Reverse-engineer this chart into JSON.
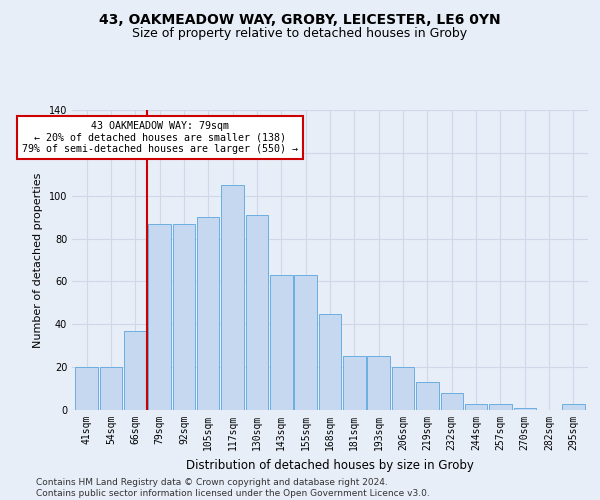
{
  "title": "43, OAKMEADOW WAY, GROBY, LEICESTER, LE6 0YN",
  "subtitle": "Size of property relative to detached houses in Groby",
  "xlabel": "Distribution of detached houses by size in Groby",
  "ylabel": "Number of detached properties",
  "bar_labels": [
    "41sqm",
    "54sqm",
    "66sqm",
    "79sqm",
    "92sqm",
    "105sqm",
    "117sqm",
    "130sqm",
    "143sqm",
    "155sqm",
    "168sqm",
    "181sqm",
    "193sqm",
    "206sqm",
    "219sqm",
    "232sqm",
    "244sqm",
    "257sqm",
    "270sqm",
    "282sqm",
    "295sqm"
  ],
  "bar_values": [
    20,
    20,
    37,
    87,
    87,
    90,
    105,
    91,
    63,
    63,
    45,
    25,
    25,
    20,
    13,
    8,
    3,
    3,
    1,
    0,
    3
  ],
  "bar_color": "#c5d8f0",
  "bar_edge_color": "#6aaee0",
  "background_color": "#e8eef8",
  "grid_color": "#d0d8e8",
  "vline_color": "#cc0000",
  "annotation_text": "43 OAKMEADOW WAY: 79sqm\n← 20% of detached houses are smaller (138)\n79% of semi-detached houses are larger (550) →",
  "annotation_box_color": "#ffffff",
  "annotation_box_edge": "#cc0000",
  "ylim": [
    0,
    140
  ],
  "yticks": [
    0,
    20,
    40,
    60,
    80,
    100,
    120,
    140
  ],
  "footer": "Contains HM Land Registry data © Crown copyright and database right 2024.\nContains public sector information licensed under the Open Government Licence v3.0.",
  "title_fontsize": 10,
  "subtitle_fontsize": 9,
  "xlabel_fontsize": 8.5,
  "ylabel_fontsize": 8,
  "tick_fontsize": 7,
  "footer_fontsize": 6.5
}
####################
What is asked: Which lines contain "OAKMEADOW"? Show each of them.

Response below:
  "title": "43, OAKMEADOW WAY, GROBY, LEICESTER, LE6 0YN",
  "annotation_text": "43 OAKMEADOW WAY: 79sqm\n← 20% of detached houses are smaller (138)\n79% of semi-detached houses are larger (550) →",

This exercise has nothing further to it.